(Records from a data source):
# # # # # # #

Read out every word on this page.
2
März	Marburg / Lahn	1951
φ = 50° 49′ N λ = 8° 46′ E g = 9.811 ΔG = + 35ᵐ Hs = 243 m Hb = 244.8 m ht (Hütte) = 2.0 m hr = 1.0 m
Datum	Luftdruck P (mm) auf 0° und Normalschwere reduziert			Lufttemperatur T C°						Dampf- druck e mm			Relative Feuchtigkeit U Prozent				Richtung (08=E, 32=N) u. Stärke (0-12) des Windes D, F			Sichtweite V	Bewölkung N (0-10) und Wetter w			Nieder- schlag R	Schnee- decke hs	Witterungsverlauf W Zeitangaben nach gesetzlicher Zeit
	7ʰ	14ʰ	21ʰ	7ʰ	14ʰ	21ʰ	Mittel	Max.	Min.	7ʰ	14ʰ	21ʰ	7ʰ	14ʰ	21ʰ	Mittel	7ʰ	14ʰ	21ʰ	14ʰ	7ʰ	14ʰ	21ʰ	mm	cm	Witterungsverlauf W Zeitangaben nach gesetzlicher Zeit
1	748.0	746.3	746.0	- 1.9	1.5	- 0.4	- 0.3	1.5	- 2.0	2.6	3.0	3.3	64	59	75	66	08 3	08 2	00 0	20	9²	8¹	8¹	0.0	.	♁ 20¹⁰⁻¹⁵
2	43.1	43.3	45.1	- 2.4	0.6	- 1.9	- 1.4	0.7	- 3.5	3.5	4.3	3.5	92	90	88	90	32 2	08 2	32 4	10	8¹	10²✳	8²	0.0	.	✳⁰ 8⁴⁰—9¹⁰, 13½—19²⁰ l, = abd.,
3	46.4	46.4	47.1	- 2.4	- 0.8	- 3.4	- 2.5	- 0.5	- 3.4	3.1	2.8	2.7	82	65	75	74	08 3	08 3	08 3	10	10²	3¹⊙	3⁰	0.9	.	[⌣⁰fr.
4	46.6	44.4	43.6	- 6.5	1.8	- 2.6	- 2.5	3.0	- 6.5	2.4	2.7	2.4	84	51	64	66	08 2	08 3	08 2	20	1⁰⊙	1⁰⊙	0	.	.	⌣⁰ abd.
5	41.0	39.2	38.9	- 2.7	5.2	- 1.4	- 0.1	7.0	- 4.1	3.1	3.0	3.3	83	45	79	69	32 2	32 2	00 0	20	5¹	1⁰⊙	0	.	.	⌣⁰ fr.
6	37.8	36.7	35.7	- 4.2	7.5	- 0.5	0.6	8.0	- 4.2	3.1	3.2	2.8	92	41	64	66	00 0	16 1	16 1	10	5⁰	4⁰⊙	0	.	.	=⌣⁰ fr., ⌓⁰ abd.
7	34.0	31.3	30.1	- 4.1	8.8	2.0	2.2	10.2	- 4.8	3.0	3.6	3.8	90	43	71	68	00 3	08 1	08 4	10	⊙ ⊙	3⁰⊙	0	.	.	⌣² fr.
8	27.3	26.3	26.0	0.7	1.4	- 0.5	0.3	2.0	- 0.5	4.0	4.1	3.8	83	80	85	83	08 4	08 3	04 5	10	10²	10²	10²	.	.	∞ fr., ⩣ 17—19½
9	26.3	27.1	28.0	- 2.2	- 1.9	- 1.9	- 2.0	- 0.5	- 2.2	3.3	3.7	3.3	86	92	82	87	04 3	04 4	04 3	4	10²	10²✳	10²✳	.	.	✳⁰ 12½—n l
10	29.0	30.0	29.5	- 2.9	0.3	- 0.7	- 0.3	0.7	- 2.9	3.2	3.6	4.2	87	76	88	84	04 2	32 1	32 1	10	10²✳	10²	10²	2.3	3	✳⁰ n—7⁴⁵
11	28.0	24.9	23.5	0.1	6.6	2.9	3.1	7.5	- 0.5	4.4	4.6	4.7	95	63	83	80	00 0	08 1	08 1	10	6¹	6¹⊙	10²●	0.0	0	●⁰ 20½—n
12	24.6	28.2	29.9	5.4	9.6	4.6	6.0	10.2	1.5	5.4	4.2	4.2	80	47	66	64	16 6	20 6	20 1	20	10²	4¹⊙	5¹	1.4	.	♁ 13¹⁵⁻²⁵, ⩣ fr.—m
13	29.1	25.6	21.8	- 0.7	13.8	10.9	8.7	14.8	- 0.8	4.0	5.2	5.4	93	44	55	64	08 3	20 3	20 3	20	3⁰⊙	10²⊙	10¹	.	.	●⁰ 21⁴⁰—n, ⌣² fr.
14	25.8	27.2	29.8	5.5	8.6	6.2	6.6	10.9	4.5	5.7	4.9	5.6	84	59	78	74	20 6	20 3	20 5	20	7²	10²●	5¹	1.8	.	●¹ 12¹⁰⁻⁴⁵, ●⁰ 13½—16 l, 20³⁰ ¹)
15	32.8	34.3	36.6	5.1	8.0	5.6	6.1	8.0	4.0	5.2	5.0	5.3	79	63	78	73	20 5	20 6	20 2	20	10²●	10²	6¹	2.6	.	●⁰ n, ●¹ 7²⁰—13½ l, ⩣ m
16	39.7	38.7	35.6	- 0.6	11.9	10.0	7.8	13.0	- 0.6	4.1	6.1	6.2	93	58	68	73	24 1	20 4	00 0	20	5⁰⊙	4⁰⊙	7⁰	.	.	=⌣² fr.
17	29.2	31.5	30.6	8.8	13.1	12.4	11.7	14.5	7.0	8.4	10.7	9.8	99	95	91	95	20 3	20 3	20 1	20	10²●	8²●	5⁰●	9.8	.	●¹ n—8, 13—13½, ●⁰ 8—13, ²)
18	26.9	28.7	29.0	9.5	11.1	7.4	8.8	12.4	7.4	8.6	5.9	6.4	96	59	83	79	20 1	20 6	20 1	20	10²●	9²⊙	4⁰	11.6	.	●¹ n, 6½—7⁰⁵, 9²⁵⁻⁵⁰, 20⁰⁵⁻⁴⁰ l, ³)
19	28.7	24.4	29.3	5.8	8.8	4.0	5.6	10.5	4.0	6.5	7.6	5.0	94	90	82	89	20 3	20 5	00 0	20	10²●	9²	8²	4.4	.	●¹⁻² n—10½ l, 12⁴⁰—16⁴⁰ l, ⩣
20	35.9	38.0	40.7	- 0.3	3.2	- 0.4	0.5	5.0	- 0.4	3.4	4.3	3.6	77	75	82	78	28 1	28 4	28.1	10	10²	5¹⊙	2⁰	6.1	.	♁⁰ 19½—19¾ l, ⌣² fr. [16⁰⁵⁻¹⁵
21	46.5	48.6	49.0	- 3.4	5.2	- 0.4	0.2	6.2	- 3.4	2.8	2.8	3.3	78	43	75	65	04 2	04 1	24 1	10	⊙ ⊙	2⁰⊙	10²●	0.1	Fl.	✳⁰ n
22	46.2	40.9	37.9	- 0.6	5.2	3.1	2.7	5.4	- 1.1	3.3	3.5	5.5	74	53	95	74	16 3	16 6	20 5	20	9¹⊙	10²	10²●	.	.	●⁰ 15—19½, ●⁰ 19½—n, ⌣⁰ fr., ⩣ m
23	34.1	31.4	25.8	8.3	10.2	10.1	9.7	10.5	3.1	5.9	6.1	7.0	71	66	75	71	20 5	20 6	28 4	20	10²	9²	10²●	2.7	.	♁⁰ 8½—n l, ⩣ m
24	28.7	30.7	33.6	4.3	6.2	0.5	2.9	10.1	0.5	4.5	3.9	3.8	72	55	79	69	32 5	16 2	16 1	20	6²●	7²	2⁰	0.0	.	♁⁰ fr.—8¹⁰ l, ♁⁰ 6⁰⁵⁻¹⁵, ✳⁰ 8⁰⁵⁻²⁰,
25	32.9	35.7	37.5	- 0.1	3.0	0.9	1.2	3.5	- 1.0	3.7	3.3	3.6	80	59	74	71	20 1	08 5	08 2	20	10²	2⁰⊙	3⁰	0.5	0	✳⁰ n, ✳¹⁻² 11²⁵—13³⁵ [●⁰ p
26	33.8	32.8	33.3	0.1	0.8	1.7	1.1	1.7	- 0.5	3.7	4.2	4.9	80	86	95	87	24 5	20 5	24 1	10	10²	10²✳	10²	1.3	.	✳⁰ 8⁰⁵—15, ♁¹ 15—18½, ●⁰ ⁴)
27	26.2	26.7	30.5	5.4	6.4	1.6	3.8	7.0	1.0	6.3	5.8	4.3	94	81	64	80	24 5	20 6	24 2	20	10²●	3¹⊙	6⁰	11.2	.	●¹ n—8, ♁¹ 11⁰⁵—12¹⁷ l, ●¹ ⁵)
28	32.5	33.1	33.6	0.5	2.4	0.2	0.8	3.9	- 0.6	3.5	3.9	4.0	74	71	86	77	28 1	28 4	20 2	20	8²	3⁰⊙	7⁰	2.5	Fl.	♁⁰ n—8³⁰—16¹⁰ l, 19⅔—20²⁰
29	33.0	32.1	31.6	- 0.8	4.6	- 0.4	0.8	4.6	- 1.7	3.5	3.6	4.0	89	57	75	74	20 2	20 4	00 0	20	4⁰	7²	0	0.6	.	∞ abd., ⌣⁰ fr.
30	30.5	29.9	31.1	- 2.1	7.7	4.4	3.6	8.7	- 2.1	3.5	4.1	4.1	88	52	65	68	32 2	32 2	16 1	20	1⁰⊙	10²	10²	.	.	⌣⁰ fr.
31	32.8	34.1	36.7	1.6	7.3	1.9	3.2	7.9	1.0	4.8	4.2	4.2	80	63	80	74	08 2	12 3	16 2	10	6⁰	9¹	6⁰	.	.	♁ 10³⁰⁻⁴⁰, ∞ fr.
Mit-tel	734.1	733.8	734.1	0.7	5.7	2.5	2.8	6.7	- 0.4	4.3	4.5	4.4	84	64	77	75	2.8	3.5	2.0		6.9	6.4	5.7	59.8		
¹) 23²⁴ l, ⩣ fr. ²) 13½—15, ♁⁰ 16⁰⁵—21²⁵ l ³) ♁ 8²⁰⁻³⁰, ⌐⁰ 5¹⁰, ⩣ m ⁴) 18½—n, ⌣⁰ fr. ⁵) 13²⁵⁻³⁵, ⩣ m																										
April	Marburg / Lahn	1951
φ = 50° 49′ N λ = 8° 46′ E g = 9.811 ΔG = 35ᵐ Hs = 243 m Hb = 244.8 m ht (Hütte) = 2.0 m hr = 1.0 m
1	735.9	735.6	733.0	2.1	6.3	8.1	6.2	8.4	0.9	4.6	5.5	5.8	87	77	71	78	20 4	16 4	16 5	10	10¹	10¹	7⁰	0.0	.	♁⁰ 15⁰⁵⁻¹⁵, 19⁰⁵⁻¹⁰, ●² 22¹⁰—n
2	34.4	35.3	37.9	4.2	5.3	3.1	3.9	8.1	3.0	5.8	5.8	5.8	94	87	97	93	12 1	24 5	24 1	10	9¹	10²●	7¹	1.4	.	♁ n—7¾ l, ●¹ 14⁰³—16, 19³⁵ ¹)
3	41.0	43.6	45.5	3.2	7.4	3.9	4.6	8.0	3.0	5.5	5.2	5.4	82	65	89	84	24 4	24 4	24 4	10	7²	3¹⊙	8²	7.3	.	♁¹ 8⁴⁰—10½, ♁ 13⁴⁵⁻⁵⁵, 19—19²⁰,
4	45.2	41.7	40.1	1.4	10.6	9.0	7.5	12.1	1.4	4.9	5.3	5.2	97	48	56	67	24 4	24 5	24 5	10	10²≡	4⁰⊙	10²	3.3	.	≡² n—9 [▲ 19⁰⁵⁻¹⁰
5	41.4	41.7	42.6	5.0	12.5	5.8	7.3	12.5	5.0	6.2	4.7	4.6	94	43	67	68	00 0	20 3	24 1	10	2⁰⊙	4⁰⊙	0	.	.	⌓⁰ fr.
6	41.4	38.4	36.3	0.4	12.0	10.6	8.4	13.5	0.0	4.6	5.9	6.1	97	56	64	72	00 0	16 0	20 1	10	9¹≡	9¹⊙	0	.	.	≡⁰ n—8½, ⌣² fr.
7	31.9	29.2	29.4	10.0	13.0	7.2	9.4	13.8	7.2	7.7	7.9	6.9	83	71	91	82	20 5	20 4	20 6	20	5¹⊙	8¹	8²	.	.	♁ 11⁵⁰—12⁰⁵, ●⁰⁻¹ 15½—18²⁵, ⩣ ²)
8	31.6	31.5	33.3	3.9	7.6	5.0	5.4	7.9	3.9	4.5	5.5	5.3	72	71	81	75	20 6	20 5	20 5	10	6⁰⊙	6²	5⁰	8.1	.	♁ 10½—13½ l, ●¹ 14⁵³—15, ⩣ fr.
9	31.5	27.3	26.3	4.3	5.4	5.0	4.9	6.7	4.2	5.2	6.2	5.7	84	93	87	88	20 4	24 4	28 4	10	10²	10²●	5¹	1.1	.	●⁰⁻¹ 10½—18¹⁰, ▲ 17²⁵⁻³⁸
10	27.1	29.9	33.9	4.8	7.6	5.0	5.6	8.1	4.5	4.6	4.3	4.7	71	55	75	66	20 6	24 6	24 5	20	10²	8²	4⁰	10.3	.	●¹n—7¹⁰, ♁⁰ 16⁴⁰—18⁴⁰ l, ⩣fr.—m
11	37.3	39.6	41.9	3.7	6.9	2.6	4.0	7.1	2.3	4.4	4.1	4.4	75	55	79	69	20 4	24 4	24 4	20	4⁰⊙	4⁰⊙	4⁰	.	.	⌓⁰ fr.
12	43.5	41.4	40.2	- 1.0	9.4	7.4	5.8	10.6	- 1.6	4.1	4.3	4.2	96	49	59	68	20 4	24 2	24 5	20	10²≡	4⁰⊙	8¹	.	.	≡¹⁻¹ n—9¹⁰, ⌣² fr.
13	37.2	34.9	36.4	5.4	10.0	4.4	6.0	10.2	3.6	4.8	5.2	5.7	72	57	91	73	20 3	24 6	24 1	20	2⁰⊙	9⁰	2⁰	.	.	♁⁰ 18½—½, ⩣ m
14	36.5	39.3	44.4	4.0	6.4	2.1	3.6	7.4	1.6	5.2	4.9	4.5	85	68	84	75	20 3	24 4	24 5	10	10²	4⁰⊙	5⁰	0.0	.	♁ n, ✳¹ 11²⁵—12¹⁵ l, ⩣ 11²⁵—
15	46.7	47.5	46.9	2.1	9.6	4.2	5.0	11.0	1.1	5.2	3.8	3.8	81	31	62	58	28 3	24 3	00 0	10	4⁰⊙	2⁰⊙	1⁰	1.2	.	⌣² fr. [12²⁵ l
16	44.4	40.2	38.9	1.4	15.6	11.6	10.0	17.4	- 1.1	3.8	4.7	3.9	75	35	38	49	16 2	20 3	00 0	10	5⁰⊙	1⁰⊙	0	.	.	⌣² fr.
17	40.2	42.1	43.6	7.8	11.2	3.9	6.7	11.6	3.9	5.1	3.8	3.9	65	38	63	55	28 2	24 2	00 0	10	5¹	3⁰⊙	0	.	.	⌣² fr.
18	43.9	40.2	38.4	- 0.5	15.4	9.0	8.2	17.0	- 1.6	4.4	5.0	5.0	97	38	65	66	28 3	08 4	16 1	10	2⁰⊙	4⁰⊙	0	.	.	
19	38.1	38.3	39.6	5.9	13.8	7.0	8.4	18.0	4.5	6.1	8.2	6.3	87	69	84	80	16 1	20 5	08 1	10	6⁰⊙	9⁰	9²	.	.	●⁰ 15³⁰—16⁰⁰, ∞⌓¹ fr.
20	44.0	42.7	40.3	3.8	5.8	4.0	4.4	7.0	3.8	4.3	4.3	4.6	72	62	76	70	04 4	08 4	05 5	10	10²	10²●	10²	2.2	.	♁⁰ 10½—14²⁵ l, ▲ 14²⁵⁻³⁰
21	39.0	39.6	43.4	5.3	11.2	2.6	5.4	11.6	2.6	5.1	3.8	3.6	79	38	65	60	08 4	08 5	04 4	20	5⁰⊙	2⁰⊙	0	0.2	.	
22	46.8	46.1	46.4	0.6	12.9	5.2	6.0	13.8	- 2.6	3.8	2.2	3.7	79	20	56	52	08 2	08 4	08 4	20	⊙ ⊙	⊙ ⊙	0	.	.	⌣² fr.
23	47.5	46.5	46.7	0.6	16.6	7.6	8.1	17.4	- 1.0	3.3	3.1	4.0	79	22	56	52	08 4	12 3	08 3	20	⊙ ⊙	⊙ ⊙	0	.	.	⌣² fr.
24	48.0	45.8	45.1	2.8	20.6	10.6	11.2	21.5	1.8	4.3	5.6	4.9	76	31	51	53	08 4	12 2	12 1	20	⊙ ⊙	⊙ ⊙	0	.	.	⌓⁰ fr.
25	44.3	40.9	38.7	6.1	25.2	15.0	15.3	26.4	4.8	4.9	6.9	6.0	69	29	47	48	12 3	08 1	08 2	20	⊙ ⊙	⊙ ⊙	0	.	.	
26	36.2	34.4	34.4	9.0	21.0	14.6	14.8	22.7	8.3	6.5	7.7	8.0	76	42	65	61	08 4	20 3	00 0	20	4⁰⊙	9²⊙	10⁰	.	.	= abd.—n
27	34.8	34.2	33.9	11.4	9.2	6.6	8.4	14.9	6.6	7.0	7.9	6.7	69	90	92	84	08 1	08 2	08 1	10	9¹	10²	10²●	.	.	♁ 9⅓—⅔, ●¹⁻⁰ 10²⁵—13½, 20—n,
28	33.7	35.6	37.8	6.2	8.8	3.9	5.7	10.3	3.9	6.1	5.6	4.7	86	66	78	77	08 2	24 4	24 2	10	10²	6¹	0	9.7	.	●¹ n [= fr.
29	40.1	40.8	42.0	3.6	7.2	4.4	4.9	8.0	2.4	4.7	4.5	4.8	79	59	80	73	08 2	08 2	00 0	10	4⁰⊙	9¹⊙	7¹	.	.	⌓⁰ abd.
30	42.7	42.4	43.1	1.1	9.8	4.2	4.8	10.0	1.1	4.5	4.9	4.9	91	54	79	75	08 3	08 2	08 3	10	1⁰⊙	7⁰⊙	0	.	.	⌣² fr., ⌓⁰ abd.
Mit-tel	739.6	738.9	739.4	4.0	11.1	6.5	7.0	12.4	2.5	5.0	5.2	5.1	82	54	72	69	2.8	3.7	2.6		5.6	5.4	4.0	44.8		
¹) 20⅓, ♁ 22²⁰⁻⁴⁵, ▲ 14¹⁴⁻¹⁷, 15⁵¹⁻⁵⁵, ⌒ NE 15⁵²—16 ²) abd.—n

# # # # # # #

(Problem requirements):
Reproduce every line of the listing above in which the string "Hütte" appears.

(Exercise output):
φ = 50° 49′ N λ = 8° 46′ E g = 9.811 ΔG = + 35ᵐ Hs = 243 m Hb = 244.8 m ht (Hütte) = 2.0 m hr = 1.0 m
φ = 50° 49′ N λ = 8° 46′ E g = 9.811 ΔG = 35ᵐ Hs = 243 m Hb = 244.8 m ht (Hütte) = 2.0 m hr = 1.0 m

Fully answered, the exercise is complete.